===== RECORDS PROVIDED =====

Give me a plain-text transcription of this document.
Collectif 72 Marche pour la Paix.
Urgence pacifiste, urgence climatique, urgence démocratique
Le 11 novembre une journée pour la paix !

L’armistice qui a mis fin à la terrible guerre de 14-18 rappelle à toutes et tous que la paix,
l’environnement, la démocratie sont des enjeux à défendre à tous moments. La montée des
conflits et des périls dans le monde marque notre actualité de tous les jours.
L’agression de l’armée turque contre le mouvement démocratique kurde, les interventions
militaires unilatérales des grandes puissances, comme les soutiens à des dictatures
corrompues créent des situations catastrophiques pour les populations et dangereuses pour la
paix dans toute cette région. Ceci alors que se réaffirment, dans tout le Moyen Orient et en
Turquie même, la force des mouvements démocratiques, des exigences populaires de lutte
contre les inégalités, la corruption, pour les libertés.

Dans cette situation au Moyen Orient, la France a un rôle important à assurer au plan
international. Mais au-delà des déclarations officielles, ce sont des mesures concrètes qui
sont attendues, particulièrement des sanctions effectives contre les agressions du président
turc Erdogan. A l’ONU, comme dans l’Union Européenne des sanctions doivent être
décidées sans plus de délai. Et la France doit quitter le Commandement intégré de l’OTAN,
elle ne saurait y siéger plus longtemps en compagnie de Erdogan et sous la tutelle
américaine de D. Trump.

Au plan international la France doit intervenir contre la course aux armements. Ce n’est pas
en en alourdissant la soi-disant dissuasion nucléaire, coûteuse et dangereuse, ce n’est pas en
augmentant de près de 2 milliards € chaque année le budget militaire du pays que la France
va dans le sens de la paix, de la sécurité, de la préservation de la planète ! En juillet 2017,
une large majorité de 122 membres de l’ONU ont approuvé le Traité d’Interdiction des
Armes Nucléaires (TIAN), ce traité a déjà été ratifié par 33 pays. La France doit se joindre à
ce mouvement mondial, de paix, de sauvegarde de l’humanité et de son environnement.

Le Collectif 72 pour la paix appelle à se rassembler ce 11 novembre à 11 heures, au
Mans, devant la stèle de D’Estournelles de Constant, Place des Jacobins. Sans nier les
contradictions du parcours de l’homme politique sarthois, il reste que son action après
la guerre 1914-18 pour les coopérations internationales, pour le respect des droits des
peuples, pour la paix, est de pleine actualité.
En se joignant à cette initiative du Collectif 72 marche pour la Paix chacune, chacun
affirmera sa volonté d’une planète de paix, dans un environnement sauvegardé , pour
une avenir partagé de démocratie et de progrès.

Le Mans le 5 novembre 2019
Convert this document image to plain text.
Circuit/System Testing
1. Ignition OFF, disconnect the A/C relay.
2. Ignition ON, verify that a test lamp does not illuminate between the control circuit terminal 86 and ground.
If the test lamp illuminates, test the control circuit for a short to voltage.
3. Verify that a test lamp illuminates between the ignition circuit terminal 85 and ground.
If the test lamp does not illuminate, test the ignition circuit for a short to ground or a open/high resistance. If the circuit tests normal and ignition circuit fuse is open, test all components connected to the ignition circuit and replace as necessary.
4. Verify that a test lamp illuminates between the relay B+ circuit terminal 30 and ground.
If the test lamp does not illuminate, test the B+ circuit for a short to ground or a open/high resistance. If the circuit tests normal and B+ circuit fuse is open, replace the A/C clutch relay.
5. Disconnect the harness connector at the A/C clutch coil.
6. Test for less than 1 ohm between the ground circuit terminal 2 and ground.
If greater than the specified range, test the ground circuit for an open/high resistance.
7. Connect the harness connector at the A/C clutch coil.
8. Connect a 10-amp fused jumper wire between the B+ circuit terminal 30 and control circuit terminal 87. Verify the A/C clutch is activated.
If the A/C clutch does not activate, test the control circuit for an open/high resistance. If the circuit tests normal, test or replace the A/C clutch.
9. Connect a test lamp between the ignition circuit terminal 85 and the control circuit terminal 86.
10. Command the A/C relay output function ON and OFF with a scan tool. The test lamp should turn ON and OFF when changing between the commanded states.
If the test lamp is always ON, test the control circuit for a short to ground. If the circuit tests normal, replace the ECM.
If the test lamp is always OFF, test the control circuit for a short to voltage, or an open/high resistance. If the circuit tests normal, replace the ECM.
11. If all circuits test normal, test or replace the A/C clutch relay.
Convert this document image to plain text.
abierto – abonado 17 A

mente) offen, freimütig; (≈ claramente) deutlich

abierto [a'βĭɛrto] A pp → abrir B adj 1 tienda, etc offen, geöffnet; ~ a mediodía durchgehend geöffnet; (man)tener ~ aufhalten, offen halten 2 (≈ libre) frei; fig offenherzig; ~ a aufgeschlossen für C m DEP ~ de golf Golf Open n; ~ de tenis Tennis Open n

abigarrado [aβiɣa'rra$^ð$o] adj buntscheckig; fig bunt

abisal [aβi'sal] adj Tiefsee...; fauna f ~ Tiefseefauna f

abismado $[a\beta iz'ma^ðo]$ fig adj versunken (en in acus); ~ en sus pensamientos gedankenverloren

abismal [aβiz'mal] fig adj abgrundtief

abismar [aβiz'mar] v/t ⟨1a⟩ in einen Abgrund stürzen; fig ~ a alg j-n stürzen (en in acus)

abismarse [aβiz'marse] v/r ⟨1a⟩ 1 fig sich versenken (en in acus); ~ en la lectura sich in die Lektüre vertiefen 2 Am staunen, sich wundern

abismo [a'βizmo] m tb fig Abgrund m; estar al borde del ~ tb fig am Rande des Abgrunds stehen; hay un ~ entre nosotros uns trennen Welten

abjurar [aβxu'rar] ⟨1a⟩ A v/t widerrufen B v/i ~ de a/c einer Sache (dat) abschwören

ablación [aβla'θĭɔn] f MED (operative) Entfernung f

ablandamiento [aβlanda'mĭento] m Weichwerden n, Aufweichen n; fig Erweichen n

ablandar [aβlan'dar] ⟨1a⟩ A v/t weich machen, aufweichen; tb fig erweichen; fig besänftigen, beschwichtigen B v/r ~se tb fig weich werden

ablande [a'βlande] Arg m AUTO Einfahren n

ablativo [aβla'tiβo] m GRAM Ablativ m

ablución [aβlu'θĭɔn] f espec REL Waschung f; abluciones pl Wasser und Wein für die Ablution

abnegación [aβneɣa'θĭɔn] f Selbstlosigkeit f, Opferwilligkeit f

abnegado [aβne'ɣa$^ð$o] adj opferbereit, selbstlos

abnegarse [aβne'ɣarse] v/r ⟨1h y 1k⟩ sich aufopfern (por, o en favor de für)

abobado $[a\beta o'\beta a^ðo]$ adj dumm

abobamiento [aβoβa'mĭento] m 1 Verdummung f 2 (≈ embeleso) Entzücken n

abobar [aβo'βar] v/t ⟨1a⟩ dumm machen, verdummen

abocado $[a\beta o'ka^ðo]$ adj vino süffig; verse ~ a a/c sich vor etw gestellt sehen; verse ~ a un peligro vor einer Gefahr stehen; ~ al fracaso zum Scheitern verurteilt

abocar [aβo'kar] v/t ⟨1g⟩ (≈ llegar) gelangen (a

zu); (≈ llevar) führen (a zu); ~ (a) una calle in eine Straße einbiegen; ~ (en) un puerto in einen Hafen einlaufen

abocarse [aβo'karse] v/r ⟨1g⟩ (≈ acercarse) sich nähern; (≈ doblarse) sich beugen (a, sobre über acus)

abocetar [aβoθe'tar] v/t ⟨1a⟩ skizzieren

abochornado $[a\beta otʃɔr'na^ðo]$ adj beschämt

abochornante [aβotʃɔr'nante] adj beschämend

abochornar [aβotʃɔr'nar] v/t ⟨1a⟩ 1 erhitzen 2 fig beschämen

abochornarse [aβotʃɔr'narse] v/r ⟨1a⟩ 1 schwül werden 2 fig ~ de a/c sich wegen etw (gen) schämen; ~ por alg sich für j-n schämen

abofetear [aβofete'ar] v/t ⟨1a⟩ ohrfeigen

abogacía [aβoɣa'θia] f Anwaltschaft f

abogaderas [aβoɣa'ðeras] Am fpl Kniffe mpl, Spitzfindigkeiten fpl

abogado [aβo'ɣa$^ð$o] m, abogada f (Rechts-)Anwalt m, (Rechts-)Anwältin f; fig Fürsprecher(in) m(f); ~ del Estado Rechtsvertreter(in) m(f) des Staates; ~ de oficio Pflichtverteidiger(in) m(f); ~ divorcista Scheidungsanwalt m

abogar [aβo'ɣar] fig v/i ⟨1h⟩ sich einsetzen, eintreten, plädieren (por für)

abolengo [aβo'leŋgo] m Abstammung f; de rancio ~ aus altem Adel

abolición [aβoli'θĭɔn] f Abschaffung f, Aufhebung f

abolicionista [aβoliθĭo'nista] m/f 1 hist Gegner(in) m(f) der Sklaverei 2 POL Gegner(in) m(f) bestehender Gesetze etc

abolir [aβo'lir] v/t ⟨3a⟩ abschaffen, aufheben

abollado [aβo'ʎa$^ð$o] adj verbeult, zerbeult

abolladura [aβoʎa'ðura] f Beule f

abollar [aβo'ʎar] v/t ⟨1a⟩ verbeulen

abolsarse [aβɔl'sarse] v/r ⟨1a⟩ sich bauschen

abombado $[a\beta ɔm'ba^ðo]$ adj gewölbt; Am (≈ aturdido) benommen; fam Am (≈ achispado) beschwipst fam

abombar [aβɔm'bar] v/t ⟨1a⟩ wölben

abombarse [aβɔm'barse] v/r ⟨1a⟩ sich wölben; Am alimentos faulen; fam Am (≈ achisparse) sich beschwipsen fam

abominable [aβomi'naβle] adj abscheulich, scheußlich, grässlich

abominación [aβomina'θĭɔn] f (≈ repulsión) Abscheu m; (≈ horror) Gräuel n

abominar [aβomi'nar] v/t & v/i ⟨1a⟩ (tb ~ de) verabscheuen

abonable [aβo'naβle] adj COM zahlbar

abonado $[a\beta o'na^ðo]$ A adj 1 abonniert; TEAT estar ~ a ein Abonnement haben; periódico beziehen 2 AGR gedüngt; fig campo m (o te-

=====

YOUR TASK: From the listing above, collect each line in which the string "wölben" appears.

WRITTEN RESPONSE:
abombar [aβɔm'bar] v/t ⟨1a⟩ wölben
abombarse [aβɔm'barse] v/r ⟨1a⟩ sich wölben; Am alimentos faulen; fam Am (≈ achisparse) sich beschwipsen fam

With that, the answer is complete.